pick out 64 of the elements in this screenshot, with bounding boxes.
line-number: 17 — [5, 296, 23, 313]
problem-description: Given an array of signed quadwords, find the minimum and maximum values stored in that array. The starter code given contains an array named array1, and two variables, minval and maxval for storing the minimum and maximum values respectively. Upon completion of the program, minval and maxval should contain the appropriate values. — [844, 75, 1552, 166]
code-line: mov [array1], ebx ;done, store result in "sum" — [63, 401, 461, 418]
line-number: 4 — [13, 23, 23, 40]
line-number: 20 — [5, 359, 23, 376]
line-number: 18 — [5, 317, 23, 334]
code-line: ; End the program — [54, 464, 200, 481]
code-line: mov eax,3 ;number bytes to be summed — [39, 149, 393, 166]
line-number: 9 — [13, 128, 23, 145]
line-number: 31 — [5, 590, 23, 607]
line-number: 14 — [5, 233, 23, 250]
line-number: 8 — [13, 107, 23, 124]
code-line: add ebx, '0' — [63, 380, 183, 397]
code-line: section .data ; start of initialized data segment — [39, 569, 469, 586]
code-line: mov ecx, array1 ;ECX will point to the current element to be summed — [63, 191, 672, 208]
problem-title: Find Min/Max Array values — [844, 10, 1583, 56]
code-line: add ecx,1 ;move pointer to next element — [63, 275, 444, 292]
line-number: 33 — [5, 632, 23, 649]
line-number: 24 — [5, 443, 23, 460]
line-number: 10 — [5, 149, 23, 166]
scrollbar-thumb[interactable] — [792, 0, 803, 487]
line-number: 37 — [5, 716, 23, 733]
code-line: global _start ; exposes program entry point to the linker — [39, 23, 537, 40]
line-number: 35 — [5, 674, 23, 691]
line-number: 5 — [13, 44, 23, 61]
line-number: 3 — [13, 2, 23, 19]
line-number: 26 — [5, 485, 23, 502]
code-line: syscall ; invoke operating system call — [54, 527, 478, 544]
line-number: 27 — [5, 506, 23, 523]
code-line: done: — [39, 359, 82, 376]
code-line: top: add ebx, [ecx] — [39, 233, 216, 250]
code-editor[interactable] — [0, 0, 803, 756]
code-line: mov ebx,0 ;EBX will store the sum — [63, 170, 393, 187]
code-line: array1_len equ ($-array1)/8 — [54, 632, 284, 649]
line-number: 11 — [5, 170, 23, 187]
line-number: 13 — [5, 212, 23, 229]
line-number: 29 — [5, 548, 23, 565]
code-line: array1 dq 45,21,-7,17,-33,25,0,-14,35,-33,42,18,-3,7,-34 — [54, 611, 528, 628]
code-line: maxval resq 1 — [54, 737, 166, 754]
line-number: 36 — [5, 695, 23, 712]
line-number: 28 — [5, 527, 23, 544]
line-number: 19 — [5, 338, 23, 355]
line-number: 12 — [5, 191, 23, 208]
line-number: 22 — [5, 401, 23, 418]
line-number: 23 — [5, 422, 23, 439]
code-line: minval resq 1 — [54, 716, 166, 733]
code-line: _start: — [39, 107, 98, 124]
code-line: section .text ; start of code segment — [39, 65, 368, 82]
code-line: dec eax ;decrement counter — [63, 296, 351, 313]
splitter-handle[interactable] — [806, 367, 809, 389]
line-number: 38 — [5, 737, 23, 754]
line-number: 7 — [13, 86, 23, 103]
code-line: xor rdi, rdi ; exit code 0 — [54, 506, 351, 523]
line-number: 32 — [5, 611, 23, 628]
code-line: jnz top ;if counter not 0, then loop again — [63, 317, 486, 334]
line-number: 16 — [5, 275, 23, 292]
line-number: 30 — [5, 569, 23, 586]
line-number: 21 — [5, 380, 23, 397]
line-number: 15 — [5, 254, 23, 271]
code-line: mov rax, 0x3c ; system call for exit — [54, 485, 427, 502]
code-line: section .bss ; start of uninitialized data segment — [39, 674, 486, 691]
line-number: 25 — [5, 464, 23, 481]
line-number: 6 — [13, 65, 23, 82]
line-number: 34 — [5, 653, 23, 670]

★ ★ ★ ★

- _EXERCISE DETAILS_: Pull out every line of the data above, from the very first line through the line holding "code-line: ; End", inclusive, and reproduce them word for word.

- _SOLUTION FOR THIS EXERCISE_:
pick out 64 of the elements in this screenshot, with bounding boxes.
line-number: 17 — [5, 296, 23, 313]
problem-description: Given an array of signed quadwords, find the minimum and maximum values stored in that array. The starter code given contains an array named array1, and two variables, minval and maxval for storing the minimum and maximum values respectively. Upon completion of the program, minval and maxval should contain the appropriate values. — [844, 75, 1552, 166]
code-line: mov [array1], ebx ;done, store result in "sum" — [63, 401, 461, 418]
line-number: 4 — [13, 23, 23, 40]
line-number: 20 — [5, 359, 23, 376]
line-number: 18 — [5, 317, 23, 334]
code-line: ; End the program — [54, 464, 200, 481]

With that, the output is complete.